Copy out every line in which the string "from" occurs.
○ ○ ○
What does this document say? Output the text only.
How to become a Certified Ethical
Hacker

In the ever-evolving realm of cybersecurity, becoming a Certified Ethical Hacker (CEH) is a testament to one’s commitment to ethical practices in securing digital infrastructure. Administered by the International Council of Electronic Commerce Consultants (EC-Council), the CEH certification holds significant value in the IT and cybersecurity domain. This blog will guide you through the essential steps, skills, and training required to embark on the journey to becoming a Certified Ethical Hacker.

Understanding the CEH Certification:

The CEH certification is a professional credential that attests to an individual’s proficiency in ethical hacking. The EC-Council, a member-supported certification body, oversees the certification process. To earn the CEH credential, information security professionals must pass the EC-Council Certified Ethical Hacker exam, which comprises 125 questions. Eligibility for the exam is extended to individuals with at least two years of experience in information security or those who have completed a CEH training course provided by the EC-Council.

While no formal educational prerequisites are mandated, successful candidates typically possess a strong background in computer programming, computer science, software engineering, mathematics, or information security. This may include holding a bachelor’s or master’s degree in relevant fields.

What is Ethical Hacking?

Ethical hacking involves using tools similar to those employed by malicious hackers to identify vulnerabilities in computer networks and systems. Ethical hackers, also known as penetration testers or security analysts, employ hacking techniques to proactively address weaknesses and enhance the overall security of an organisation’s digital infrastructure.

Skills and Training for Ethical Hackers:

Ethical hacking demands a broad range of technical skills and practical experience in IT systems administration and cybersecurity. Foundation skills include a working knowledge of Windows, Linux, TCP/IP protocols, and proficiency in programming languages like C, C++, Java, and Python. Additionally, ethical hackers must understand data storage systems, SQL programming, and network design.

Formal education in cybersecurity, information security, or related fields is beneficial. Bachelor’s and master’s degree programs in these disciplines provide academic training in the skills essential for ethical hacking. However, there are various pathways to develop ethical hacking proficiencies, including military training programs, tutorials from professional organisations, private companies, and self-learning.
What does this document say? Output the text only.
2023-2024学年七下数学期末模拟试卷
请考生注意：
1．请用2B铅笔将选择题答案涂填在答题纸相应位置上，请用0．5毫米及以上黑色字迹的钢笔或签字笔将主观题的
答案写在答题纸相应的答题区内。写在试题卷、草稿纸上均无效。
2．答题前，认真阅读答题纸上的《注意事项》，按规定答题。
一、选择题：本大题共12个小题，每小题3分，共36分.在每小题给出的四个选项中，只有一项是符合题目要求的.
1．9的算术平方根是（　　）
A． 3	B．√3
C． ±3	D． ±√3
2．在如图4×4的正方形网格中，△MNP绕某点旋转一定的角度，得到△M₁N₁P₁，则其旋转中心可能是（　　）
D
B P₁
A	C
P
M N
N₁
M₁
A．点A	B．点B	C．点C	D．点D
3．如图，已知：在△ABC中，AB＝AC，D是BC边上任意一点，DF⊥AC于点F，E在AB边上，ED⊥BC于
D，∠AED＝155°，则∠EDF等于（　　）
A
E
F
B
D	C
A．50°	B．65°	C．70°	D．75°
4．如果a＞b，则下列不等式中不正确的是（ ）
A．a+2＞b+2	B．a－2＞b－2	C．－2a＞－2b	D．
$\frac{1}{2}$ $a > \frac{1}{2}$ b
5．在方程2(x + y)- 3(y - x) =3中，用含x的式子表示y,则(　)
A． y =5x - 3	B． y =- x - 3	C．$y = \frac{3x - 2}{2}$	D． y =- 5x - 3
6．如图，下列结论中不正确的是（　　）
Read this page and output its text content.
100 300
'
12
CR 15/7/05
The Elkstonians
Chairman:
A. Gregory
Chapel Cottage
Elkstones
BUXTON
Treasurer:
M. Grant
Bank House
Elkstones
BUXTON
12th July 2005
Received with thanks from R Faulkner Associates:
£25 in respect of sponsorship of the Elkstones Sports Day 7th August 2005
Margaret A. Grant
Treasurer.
○ ○ ○
» **RESPONSE**
Formal education in cybersecurity, information security, or related fields is beneficial. Bachelor’s and master’s degree programs in these disciplines provide academic training in the skills essential for ethical hacking. However, there are various pathways to develop ethical hacking proficiencies, including military training programs, tutorials from professional organisations, private companies, and self-learning.
Received with thanks from R Faulkner Associates:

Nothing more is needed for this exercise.